抜粋文:
<<<<
【オランダ】教室に謎の卵あらわる!?––子どもの認識に降りていくこと

こちらは一週間の秋休み中です、こんにちは、アムステルダムの有川です。

コロナの感染者数は相変わらずひどく増加中で、秋休みにここへ行こうあそこへ行こうと思っていたことがなかなか行動に移せないような状況です…

こちらの小学校では、学校と保護者間のコミュニケーションツールとしてアプリを使用するのが一般的です。面談の日程希望などもこのアプリを使用して連絡することができます。

紙の配布物はほとんどなく、お便りはPDFで送られてきます。
すぐに物をなくす私のような母親には、あのプリントどこ行ったんじゃ〜!とならずに大助かり。

以前から運用されてきたこのデジタルツールのおかげで、校舎に入ることのできないコロナ禍においても、保護者たちは学校の雰囲気を多少感じることができます。学校によっては毎日授業風景を送ってくれるところもあるそうですが、ムスメたちの学校は残念ながら毎日ではありません。

長引くコロナの状況下、学校教育においてもデジタルインフラの重要度は増す一方。
わたくしアナログ人間でして…とか言っていられなくなってきました、、、頑張ります…

そんな中、ちょっとおもしろおかしな授業の様子が送られてきたのでご紹介させてください◎

グループ1の4歳の次女の ”恐竜” をテーマとした授業です。
『謎の卵を教室で見つけました!卵からはどんな生物が出てくるでしょう?』

皆で観察しているのは「謎の卵」!!

教材の卵の孵化をリアルに待つ授業です。
先生たちと子どもたちがこの「謎卵」の孵化を真剣に待っている様子を想像するとなんだかとっても微笑ましい!

と同時に、この授業をどう理解したらいいんだろうかと私にはちょっと戸惑いも。
子どもたちは、孵化した時、「なんだおもちゃか〜い!」って落胆しないんだろうか…??
>>>>
取り組む課題:
A – 抜粋文によれば、校舎に入ることのできないコロナ禍においても保護者が学校の雰囲気を多少感じられるのはなぜですか。1〜3文で説明してください。
B – 次の記述(i)〜(iii)が抜粋文の内容と一致するかどうか、それぞれ「はい」か「いいえ」で答えてください。判断の根拠となる抜粋文の語句も正確に引用してください。
(i) 学校からのお便りは主に紙で配布される。
(ii) ムスメたちの学校では、授業風景が毎日送られてくる。
(iii) 謎の卵の授業を受けているのは4歳の次女である。
一覧を参照する必要はありません。

提供資料:
<<<<
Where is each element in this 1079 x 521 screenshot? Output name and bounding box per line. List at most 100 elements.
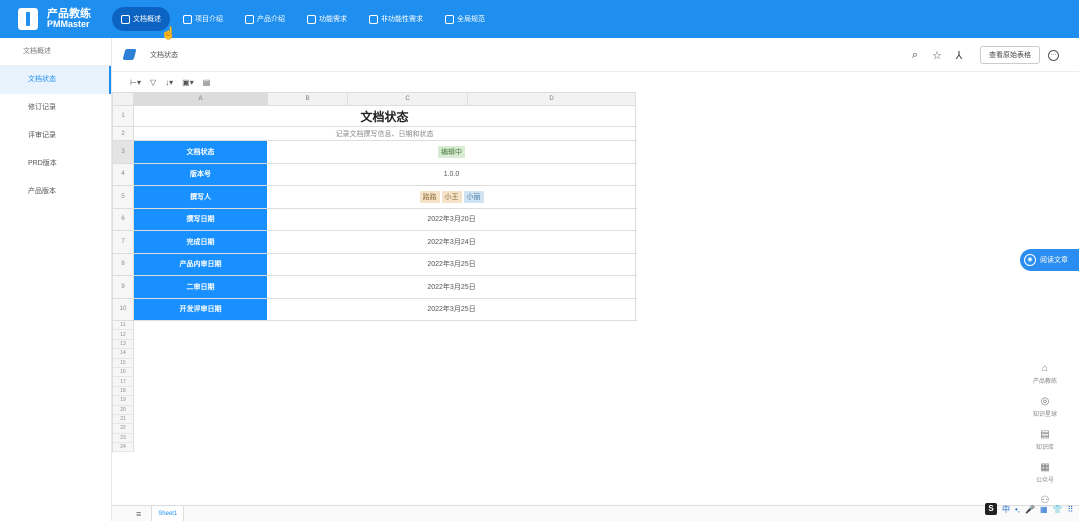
>>>>
解答例:
A – 学校と保護者間のコミュニケーションツールとして以前から運用されてきたアプリ、すなわちデジタルツールがあるためです。

B –
(i) いいえ。「紙の配布物はほとんどなく、お便りはPDFで送られてきます」
(ii) いいえ。「ムスメたちの学校は残念ながら毎日ではありません」
(iii) はい。「グループ1の4歳の次女」